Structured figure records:
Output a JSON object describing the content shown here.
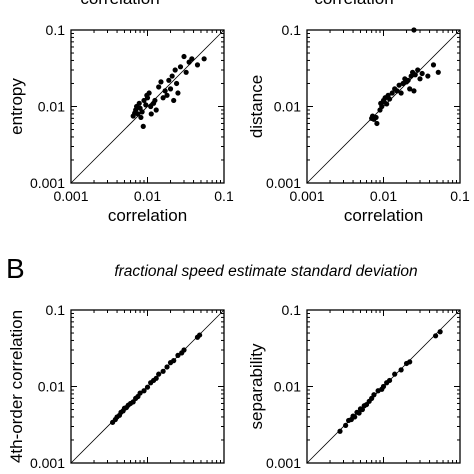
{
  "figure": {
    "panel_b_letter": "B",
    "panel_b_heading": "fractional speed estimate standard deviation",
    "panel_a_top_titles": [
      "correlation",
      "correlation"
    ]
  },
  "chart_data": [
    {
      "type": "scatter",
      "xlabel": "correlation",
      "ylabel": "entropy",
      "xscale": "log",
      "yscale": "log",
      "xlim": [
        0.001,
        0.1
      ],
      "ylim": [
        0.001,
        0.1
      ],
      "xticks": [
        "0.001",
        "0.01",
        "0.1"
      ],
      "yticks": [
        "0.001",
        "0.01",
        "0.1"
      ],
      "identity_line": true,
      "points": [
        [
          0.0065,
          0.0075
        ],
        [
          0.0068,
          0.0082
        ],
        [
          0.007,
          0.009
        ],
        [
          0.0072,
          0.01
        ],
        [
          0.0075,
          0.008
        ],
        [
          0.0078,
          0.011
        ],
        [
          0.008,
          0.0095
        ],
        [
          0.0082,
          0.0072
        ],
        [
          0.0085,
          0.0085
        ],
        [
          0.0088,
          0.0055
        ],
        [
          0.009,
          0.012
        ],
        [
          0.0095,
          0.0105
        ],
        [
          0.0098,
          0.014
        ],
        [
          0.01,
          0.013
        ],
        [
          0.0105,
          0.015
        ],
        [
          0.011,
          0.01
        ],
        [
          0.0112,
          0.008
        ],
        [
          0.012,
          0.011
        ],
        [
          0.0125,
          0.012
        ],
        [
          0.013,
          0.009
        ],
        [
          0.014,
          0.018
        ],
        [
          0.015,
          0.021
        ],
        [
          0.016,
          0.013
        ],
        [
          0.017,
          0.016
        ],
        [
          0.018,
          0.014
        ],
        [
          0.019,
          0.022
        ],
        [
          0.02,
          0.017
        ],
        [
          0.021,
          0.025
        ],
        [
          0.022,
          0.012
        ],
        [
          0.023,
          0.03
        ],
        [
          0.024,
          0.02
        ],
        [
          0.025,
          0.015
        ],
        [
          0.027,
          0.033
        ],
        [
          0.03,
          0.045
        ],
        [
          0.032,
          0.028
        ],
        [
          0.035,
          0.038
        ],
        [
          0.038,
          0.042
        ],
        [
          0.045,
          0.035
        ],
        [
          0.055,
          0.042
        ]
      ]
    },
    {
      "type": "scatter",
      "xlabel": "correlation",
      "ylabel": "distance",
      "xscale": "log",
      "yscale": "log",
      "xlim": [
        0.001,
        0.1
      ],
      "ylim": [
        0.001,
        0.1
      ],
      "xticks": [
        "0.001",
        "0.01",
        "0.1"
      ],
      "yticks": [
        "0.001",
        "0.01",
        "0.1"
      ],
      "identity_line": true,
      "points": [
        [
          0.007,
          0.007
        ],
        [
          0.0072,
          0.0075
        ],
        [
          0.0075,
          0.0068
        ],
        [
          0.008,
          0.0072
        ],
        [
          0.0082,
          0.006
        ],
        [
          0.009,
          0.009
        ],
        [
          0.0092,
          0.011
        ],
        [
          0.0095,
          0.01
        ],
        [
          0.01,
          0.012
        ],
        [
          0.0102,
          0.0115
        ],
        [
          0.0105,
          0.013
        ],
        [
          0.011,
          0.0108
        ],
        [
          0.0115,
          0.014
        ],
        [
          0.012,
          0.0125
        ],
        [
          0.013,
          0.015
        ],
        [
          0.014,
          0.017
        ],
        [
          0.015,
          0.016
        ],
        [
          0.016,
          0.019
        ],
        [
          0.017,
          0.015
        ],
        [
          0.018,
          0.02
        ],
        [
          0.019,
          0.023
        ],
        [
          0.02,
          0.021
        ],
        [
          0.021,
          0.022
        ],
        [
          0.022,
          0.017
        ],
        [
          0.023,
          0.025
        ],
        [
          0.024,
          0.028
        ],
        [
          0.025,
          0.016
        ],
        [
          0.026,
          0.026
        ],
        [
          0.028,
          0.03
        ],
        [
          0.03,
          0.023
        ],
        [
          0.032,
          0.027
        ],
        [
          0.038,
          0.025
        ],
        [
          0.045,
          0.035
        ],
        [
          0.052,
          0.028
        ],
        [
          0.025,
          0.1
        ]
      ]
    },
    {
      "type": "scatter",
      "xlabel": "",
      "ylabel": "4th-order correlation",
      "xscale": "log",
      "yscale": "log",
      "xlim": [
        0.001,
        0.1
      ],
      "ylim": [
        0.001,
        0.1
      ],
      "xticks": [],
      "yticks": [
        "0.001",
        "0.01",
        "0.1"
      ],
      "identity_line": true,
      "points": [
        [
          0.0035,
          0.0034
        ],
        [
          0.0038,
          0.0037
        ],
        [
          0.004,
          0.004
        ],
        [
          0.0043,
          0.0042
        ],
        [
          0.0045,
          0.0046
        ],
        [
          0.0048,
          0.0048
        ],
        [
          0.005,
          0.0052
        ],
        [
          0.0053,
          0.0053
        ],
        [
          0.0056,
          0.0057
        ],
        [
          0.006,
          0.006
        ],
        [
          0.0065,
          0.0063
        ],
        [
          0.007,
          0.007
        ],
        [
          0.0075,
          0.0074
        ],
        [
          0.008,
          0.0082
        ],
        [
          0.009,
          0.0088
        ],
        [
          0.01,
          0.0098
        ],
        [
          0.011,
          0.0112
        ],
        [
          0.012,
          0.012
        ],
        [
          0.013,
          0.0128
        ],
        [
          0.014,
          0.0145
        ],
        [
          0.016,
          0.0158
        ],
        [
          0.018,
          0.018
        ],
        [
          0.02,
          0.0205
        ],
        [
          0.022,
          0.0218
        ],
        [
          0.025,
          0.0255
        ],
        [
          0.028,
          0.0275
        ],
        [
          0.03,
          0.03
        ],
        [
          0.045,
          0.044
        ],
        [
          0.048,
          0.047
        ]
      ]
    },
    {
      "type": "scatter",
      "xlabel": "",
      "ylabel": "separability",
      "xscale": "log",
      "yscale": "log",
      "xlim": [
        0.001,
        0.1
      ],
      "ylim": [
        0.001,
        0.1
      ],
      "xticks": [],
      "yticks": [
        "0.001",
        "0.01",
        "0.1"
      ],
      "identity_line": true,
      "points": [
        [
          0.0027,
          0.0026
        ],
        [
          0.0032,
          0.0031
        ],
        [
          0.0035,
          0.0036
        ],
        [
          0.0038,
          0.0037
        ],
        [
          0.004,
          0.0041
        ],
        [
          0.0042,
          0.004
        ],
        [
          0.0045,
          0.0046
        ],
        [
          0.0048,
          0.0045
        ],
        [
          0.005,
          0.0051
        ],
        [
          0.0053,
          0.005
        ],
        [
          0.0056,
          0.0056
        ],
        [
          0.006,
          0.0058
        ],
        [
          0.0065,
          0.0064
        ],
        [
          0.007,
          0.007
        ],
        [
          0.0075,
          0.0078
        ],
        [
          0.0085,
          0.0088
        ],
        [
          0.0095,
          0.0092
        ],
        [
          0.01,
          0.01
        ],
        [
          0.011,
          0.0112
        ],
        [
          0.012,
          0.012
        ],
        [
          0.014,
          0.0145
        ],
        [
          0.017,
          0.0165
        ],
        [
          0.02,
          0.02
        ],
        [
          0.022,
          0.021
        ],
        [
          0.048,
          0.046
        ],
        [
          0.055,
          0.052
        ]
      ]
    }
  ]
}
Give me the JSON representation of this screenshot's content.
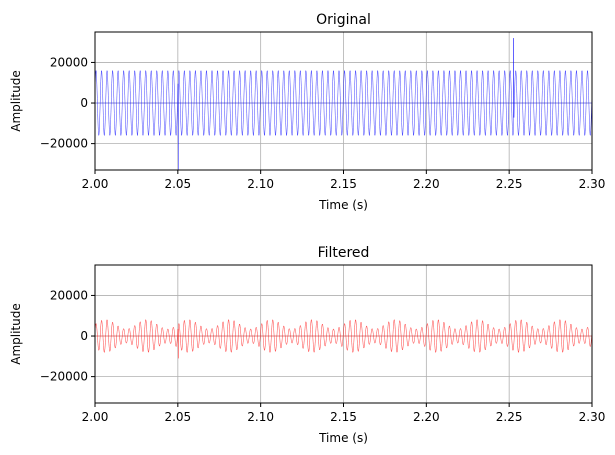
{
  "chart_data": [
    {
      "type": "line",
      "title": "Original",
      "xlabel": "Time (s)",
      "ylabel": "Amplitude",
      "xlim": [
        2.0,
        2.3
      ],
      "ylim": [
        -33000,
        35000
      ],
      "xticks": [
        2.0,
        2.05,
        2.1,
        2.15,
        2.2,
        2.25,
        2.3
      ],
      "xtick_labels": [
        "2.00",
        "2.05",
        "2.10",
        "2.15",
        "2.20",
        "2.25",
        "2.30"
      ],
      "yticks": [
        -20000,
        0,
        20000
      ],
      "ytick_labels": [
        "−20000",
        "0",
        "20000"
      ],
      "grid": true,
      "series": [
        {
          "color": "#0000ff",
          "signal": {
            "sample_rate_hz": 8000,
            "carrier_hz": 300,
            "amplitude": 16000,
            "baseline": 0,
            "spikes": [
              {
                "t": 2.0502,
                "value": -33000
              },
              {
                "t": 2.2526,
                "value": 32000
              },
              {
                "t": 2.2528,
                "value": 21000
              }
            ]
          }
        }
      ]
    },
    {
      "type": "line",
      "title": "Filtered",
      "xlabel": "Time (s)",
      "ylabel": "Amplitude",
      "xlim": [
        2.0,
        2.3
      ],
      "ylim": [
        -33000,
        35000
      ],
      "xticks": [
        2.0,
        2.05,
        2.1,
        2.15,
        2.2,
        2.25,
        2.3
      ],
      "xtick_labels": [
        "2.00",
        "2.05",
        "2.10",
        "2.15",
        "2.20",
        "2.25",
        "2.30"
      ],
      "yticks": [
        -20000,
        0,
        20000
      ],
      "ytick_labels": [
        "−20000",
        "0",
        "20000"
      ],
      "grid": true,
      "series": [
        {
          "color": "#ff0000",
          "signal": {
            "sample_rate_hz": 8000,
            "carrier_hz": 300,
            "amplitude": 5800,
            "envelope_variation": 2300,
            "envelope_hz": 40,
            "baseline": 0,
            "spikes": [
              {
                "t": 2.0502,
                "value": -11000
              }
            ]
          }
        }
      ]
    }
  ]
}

**DESCRIPTION OF THE TASK**
Copy out the lines that hold "correlation".

**RESULT OF THE TASK**
      "correlation",
      "correlation"
      "xlabel": "correlation",
      "xlabel": "correlation",
      "ylabel": "4th-order correlation",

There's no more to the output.